(Entries taken from a collection)
+--

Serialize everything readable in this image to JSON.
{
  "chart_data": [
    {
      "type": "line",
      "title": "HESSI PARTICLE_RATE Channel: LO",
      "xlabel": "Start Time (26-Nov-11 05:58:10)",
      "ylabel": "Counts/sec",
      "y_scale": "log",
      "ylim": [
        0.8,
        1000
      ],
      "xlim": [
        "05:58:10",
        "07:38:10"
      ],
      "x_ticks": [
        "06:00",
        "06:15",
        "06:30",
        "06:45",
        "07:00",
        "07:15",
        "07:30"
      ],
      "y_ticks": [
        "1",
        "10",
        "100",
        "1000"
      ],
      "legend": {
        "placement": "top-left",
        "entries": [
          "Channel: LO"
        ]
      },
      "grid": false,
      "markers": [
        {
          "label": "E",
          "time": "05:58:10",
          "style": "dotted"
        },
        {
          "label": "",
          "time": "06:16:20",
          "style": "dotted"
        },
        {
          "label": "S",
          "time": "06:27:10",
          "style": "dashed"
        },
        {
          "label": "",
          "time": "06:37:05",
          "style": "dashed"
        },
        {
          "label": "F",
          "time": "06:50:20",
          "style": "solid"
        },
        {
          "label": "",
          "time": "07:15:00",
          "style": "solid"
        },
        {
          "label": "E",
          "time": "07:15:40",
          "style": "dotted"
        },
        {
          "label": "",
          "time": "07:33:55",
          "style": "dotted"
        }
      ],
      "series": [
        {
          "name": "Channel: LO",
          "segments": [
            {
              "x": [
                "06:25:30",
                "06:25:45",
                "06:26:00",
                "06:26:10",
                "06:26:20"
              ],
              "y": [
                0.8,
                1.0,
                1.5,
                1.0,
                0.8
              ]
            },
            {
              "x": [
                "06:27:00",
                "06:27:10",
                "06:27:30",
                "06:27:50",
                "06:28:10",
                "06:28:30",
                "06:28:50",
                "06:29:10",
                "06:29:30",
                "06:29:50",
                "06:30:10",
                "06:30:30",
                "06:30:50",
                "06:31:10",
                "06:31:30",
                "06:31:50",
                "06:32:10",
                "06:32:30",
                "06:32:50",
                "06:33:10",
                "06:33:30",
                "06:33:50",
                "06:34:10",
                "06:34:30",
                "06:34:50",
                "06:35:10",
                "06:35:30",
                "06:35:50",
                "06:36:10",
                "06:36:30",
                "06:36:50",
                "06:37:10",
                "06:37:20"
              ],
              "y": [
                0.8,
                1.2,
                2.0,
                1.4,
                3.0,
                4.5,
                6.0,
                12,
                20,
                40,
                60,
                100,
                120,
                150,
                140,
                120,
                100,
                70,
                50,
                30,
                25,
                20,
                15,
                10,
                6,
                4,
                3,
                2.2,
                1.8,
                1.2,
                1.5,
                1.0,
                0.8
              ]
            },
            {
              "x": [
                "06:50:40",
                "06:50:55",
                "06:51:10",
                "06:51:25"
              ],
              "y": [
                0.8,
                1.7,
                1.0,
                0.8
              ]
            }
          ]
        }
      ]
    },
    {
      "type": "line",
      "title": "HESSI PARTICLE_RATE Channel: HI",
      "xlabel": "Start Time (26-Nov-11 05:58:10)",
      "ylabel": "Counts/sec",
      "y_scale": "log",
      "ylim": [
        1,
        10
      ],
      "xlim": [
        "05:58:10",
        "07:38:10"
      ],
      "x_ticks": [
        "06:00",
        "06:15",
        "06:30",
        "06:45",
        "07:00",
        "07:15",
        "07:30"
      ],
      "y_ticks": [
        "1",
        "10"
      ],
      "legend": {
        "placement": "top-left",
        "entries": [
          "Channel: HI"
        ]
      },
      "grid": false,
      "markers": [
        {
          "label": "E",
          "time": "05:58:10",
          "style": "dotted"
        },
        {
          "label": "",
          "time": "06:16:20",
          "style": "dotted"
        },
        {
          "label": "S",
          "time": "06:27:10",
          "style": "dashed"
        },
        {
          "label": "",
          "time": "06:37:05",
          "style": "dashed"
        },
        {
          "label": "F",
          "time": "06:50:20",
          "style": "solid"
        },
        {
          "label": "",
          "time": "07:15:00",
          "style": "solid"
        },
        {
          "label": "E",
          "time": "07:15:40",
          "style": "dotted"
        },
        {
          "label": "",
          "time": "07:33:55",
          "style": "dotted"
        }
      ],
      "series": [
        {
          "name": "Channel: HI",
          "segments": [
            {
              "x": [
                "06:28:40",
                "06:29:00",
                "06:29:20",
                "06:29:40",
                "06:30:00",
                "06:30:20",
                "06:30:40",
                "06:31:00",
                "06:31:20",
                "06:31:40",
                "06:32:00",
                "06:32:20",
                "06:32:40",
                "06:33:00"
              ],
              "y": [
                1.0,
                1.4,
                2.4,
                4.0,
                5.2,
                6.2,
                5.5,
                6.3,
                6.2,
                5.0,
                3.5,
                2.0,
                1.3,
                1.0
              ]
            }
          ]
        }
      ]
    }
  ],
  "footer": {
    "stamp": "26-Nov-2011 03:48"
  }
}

+--

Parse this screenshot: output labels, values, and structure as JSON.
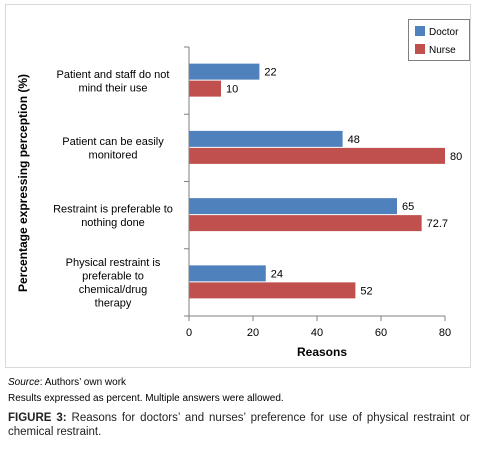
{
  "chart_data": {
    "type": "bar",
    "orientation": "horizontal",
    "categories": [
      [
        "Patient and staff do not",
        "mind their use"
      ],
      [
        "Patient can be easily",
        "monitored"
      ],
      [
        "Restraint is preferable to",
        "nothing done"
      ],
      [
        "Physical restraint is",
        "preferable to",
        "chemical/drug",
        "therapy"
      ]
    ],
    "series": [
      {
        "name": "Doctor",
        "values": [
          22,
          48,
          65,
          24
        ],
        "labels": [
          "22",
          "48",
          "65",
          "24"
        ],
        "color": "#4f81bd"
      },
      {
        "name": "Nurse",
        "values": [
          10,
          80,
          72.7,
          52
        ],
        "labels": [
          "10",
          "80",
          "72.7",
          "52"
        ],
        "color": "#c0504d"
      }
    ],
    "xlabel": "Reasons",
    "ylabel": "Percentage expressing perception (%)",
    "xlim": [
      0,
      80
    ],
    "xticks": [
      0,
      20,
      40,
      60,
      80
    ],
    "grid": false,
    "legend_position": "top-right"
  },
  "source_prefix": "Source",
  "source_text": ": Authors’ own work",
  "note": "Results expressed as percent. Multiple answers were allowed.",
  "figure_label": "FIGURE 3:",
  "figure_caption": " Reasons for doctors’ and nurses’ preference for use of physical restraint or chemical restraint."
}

+--

(WHAT YOU NEED TO DO): From the data above, gather every line that includes the word "name".

(ANSWER TO THE TASK):
          "name": "Channel: LO",
          "name": "Channel: HI",
        "name": "Doctor",
        "name": "Nurse",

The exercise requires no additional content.